[Start]
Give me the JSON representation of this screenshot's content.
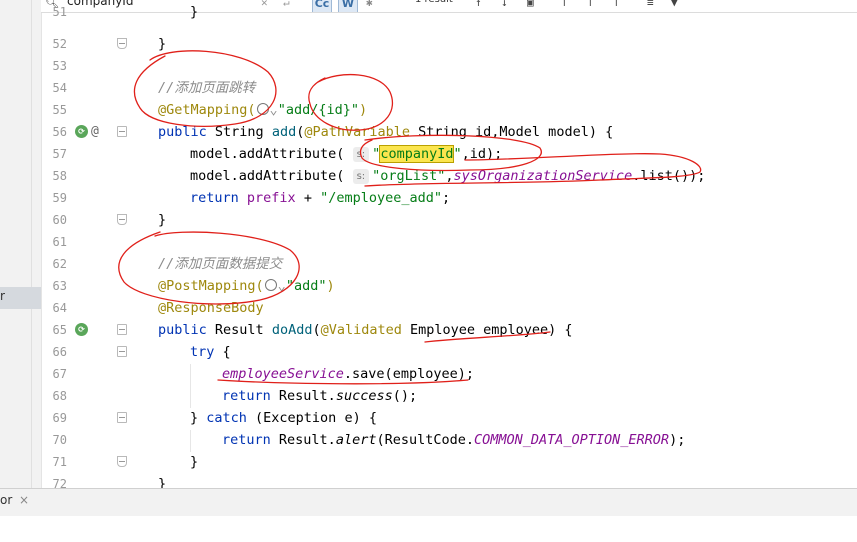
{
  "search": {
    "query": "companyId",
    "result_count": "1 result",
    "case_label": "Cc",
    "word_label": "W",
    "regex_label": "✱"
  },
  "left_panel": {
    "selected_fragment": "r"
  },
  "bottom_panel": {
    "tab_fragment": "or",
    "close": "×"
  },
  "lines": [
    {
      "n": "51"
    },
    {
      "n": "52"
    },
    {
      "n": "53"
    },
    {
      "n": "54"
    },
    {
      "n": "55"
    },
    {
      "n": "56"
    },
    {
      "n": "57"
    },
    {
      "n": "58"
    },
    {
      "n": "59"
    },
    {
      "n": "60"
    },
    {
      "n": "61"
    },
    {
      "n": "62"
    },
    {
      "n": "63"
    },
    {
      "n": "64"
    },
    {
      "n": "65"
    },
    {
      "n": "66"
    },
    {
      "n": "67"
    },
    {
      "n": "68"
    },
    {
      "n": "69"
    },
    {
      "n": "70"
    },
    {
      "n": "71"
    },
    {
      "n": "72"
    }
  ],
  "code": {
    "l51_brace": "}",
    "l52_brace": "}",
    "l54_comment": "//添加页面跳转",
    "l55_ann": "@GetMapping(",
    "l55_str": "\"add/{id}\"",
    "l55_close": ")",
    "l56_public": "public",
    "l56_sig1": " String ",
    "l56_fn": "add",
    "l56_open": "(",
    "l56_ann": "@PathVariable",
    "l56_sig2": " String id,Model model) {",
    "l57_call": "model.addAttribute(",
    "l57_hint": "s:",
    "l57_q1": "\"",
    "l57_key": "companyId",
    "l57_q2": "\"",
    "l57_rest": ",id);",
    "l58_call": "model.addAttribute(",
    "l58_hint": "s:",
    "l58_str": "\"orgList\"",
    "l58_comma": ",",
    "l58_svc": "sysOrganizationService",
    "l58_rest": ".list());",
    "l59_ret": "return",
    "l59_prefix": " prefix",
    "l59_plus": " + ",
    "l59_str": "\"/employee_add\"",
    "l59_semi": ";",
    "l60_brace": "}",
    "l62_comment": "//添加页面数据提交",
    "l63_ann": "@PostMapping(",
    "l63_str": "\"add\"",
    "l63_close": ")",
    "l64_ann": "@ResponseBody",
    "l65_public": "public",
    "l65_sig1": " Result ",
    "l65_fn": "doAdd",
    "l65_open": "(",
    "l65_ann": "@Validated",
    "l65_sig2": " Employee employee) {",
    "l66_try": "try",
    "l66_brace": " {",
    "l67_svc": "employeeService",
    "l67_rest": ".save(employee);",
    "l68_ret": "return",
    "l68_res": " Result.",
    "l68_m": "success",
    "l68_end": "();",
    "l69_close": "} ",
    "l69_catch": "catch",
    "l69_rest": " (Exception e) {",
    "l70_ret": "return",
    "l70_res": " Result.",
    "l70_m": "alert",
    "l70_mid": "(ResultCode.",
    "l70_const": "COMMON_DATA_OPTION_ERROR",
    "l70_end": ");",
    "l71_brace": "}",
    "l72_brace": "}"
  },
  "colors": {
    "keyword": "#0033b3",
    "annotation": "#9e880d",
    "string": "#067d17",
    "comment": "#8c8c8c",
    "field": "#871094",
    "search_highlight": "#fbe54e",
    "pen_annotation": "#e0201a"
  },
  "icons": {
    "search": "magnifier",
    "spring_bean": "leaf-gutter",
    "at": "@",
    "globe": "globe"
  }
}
[End]
[Start]
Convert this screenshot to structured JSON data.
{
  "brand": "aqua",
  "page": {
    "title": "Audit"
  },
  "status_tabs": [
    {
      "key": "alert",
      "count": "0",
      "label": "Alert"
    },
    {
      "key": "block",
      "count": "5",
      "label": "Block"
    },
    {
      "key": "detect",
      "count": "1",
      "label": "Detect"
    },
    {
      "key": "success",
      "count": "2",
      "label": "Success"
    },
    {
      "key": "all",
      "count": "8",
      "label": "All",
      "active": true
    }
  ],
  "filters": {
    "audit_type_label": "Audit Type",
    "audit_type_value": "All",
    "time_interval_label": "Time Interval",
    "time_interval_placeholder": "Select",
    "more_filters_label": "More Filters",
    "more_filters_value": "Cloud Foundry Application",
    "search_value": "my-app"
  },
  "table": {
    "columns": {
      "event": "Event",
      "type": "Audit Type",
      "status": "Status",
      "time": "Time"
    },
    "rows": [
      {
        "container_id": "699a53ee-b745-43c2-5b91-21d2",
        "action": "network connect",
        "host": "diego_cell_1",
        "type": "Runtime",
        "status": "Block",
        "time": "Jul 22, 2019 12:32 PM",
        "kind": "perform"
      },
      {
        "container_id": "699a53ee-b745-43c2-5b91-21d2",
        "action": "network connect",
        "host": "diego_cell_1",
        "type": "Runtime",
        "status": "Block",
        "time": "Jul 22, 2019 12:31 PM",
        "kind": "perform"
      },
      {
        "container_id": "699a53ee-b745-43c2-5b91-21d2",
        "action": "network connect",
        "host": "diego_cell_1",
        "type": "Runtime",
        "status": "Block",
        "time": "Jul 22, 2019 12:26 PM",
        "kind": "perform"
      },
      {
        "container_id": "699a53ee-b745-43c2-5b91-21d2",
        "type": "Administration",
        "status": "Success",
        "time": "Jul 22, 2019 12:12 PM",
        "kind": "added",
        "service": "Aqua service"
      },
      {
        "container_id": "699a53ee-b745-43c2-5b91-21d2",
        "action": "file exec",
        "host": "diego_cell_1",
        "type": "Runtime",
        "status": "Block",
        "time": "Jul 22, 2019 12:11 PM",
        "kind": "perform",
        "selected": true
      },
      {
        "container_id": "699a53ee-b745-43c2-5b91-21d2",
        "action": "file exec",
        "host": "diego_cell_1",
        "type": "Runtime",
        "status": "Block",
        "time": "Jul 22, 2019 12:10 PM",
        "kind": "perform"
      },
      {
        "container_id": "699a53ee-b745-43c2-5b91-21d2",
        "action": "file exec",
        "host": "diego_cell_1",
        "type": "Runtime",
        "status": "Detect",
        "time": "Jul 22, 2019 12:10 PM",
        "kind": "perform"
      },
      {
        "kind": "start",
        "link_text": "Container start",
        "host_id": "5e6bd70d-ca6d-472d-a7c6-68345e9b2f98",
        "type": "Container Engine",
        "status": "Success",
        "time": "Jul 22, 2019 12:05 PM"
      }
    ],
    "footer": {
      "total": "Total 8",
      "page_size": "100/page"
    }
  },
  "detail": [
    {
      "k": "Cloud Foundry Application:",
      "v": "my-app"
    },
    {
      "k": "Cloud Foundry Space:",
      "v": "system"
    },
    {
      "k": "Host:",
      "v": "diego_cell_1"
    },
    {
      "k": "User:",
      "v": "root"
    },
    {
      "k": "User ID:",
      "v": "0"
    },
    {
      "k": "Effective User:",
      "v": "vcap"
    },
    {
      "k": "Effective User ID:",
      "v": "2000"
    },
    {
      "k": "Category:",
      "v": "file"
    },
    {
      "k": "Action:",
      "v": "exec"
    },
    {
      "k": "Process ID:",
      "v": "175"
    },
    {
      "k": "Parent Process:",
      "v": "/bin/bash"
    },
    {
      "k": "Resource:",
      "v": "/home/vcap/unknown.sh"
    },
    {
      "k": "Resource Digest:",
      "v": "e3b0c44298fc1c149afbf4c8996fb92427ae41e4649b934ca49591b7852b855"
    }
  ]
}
[End]
[Start]
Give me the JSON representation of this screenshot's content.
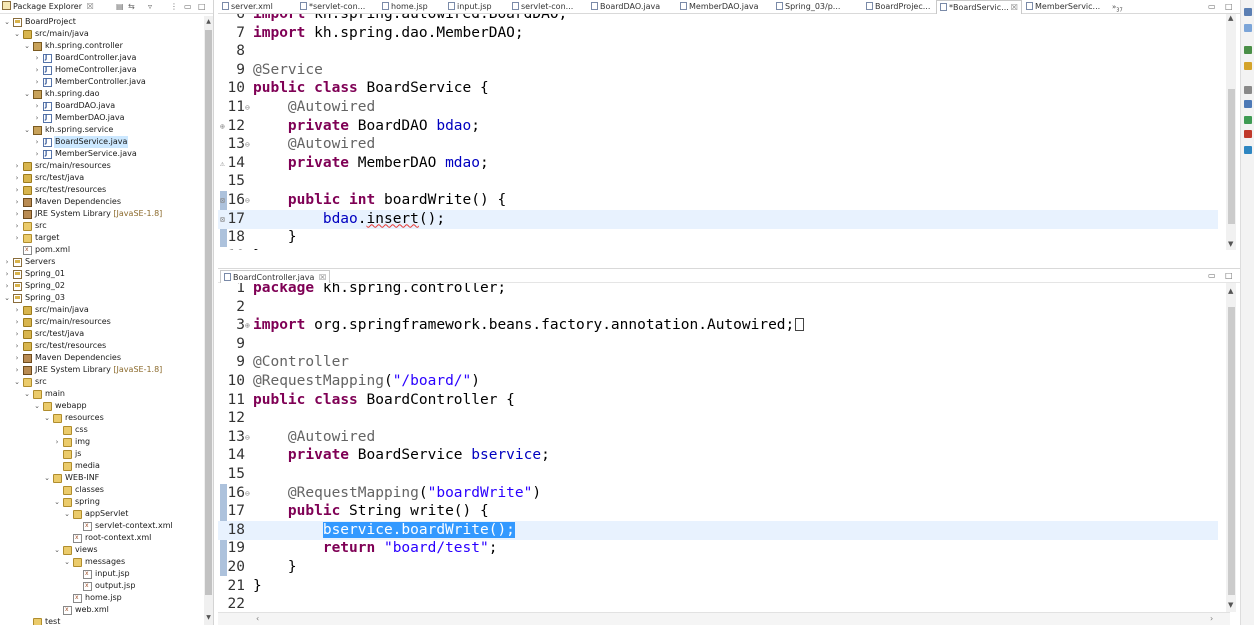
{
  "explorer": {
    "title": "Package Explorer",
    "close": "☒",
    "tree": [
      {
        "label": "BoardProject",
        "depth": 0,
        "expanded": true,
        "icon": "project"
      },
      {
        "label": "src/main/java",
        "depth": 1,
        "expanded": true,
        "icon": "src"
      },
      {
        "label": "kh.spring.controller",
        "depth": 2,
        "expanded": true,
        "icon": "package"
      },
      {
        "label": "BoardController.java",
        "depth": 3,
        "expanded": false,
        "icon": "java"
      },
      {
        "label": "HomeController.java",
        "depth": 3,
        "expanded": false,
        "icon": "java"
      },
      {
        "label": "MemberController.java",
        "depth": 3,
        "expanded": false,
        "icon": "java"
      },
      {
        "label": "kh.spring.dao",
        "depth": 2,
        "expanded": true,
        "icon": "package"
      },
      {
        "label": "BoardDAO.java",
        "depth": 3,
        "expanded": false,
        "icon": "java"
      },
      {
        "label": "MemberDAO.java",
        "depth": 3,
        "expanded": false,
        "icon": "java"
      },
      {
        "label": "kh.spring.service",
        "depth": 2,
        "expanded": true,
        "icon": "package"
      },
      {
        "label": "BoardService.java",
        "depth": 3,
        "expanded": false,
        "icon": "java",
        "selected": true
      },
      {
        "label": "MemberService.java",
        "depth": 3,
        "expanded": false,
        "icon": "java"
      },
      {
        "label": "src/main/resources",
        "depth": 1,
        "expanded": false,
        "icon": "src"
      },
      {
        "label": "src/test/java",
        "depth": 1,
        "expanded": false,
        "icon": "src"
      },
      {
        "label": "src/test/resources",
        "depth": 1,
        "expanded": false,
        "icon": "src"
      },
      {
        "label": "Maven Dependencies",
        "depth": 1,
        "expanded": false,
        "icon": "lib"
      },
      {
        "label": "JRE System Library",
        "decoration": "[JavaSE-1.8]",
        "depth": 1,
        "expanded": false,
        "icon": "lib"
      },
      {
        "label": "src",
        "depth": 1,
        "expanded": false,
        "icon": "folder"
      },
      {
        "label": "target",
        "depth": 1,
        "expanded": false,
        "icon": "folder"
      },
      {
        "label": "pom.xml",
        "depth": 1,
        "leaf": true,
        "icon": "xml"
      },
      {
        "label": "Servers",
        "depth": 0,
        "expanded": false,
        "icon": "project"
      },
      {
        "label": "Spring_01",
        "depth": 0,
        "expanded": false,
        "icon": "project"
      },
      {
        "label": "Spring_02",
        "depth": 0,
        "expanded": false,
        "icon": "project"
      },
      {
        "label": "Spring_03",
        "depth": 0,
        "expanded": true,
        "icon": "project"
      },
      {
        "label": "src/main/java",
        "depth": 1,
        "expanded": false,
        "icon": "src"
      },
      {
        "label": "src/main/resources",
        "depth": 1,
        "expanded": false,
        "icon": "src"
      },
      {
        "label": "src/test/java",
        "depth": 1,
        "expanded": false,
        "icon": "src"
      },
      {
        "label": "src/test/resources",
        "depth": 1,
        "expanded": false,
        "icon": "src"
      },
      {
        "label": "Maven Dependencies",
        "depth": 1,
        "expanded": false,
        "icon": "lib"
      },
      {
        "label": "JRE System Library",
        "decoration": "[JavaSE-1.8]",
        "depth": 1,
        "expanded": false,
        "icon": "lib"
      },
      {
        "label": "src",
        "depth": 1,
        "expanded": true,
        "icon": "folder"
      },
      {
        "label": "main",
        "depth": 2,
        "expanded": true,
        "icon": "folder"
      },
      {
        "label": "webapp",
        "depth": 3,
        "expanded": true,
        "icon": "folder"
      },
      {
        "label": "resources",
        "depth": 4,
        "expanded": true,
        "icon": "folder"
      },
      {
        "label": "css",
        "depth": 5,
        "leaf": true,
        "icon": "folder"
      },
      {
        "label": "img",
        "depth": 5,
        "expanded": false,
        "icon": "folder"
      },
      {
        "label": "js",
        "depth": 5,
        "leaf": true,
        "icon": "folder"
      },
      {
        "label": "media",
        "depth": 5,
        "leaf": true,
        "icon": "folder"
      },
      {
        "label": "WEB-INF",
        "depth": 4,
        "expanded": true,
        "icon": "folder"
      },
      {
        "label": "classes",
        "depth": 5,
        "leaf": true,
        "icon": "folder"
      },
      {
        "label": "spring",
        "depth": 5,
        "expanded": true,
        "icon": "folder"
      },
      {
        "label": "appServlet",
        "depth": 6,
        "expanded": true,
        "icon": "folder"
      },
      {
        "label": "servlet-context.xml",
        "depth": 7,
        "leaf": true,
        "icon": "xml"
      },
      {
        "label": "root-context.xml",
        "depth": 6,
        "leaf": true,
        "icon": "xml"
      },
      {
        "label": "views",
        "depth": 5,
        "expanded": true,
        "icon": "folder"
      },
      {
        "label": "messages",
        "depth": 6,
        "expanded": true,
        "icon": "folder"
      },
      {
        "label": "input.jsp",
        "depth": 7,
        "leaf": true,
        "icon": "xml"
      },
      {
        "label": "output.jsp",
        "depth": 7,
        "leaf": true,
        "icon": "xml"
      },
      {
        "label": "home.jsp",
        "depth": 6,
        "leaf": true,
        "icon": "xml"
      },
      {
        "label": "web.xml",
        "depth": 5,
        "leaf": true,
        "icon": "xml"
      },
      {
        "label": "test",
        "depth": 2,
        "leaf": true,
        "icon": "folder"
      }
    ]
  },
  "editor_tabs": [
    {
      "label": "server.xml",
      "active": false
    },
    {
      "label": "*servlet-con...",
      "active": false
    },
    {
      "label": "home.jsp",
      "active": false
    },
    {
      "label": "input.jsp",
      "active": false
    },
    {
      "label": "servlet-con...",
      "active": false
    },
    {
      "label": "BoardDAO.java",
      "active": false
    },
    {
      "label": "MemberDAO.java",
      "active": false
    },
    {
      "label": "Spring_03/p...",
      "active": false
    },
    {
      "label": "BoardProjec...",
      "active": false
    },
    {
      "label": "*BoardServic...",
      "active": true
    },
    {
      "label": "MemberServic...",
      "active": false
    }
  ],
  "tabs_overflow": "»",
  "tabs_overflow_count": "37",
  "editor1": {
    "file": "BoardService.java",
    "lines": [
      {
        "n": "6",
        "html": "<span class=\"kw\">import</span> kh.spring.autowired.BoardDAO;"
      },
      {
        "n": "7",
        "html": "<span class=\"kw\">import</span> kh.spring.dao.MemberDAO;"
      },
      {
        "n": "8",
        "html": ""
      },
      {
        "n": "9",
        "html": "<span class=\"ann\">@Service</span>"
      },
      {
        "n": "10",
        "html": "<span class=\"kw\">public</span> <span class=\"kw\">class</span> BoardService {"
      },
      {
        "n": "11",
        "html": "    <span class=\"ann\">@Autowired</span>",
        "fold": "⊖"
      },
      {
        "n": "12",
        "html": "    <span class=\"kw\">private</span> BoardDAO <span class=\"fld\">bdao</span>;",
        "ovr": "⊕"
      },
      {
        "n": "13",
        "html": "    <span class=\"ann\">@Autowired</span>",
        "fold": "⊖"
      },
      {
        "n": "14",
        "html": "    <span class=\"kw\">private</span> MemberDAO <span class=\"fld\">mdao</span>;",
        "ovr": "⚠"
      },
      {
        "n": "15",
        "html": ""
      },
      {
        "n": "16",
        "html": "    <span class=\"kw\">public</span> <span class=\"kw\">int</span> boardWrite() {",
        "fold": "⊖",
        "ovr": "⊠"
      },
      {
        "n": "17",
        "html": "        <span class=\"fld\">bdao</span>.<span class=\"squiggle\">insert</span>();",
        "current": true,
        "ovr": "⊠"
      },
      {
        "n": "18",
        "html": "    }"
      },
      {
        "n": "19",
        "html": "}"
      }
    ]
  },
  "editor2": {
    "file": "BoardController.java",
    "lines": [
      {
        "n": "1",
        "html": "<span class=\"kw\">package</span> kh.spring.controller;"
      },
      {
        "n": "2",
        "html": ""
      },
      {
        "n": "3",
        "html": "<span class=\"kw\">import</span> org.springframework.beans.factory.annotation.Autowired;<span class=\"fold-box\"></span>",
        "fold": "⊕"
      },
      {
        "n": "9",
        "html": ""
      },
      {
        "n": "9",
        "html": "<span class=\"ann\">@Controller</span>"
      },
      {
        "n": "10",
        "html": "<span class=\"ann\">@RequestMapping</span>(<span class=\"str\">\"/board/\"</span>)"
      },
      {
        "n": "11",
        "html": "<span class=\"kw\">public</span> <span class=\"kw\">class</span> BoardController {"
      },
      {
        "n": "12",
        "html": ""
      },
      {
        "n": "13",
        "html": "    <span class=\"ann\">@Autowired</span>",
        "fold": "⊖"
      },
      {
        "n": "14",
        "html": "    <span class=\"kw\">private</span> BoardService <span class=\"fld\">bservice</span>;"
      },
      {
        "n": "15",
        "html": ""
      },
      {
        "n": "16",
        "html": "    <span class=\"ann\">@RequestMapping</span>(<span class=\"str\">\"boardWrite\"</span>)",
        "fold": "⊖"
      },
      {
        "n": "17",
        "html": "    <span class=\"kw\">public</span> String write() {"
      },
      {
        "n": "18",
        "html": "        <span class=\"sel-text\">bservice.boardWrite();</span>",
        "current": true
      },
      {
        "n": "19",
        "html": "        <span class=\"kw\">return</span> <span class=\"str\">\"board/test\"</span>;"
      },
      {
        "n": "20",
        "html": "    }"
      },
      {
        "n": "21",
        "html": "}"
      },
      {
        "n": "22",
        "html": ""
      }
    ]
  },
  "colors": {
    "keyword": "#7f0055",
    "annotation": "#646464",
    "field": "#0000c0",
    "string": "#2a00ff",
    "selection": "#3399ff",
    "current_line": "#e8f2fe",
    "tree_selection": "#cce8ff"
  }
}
[End]
• **DIRECTIVE**:
Identify all lines in the records above with the word "Effective".

• **OUTPUT OF THE EXERCISE**:
      "k": "Effective User:",
      "k": "Effective User ID:",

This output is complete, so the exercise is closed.